PROVIDED RECORDS ->
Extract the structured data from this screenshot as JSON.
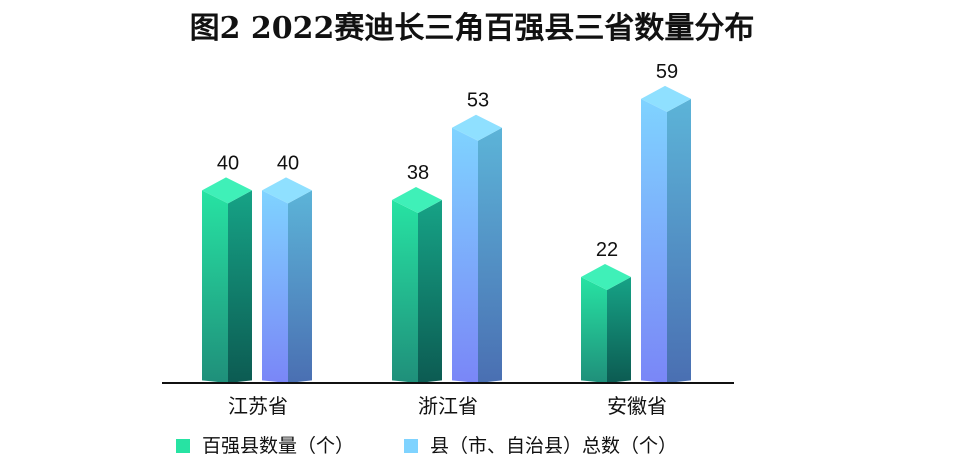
{
  "chart_data": {
    "type": "bar",
    "title": "图2  2022赛迪长三角百强县三省数量分布",
    "categories": [
      "江苏省",
      "浙江省",
      "安徽省"
    ],
    "series": [
      {
        "name": "百强县数量（个）",
        "values": [
          40,
          38,
          22
        ]
      },
      {
        "name": "县（市、自治县）总数（个）",
        "values": [
          40,
          53,
          59
        ]
      }
    ],
    "ylim": [
      0,
      60
    ],
    "grid": false,
    "legend_position": "bottom-left"
  },
  "colors": {
    "series1_front_top": "#27e3a3",
    "series1_front_bottom": "#1f8f7a",
    "series1_side_top": "#16a386",
    "series1_side_bottom": "#0c5b52",
    "series1_cap": "#3ff0b8",
    "series2_front_top": "#7fd3ff",
    "series2_front_bottom": "#7a86f7",
    "series2_side_top": "#5cb4d8",
    "series2_side_bottom": "#4a6fb2",
    "series2_cap": "#8fe0ff",
    "axis": "#111111"
  }
}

YOUR OBJECTIVE ->
Without including any pictures, please restate all the records exactly.

THE SOLUTION ->
Extract the structured data from this screenshot as JSON.
{
  "chart_data": {
    "type": "bar",
    "title": "图2  2022赛迪长三角百强县三省数量分布",
    "categories": [
      "江苏省",
      "浙江省",
      "安徽省"
    ],
    "series": [
      {
        "name": "百强县数量（个）",
        "values": [
          40,
          38,
          22
        ]
      },
      {
        "name": "县（市、自治县）总数（个）",
        "values": [
          40,
          53,
          59
        ]
      }
    ],
    "ylim": [
      0,
      60
    ],
    "grid": false,
    "legend_position": "bottom-left"
  },
  "colors": {
    "series1_front_top": "#27e3a3",
    "series1_front_bottom": "#1f8f7a",
    "series1_side_top": "#16a386",
    "series1_side_bottom": "#0c5b52",
    "series1_cap": "#3ff0b8",
    "series2_front_top": "#7fd3ff",
    "series2_front_bottom": "#7a86f7",
    "series2_side_top": "#5cb4d8",
    "series2_side_bottom": "#4a6fb2",
    "series2_cap": "#8fe0ff",
    "axis": "#111111"
  }
}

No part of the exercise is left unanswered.